Task details:
Take from the listing each line that has the string "glyph".

Task data:
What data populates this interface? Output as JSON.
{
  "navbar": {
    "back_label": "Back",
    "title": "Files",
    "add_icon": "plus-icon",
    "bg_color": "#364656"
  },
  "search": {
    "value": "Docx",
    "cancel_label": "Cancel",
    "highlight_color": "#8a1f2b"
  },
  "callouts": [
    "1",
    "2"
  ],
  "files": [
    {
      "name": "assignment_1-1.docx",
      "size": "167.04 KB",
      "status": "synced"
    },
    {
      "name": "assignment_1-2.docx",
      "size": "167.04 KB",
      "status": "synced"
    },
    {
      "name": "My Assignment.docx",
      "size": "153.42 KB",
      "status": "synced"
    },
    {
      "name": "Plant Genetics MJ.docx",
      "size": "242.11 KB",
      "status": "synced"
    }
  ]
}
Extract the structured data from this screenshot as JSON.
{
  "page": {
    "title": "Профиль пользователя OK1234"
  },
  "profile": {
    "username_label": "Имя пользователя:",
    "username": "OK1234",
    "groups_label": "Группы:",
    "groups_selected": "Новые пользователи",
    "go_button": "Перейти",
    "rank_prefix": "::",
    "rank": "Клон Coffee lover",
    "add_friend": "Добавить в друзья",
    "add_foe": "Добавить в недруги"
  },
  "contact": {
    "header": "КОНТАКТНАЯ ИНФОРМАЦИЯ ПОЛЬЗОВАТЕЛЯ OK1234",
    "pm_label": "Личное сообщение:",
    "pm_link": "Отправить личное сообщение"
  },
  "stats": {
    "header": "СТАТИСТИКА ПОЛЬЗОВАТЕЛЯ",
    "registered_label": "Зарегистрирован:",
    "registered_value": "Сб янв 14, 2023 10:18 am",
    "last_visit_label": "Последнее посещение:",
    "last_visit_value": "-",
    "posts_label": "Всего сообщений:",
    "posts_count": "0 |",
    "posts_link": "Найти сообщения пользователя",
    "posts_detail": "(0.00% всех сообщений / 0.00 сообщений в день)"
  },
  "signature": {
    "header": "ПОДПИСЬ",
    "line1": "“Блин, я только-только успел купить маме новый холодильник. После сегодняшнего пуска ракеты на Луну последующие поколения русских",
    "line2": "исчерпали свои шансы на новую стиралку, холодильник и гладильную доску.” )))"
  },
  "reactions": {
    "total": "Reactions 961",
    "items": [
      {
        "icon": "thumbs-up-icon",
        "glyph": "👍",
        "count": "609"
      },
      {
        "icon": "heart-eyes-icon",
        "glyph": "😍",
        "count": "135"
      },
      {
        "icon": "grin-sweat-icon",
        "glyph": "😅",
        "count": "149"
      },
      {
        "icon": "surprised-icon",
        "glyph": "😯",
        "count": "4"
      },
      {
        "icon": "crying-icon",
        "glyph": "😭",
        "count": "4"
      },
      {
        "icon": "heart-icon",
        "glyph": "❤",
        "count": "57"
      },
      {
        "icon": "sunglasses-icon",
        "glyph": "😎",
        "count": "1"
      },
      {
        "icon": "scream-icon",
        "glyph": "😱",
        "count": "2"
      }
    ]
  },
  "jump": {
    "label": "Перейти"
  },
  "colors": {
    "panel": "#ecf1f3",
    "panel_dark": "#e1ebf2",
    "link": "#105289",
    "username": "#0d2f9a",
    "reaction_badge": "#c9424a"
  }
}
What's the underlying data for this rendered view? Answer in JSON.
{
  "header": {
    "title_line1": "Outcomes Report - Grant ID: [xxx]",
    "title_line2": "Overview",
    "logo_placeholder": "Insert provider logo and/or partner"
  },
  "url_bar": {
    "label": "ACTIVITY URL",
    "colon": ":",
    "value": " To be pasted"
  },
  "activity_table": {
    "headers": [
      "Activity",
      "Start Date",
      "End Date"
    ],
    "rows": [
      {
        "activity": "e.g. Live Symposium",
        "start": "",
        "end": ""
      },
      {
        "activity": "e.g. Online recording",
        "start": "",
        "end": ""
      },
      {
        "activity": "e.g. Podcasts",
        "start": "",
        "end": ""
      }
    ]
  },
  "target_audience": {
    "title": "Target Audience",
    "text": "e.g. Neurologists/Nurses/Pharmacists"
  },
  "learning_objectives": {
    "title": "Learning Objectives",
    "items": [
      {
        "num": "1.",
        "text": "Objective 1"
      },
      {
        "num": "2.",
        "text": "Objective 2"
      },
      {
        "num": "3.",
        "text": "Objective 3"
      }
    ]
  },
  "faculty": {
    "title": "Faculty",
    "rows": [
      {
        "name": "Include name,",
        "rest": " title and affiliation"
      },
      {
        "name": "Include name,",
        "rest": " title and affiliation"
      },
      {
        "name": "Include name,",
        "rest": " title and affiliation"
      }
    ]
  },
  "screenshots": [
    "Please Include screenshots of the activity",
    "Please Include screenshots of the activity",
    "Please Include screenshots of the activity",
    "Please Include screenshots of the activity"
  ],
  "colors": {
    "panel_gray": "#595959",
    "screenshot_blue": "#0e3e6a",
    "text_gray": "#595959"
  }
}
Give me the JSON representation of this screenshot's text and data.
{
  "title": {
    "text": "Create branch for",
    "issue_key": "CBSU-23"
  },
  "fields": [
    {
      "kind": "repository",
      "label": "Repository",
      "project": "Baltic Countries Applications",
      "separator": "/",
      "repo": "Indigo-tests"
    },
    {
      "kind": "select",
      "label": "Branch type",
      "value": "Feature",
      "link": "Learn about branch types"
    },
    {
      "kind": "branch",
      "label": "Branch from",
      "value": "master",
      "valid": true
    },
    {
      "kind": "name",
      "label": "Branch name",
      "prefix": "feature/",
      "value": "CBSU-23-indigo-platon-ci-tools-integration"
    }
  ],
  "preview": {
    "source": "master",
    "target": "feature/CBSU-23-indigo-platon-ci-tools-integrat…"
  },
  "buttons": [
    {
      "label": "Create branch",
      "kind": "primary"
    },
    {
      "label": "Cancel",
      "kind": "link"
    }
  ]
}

Correct response:
        "glyph": "👍",
        "glyph": "😍",
        "glyph": "😅",
        "glyph": "😯",
        "glyph": "😭",
        "glyph": "❤",
        "glyph": "😎",
        "glyph": "😱",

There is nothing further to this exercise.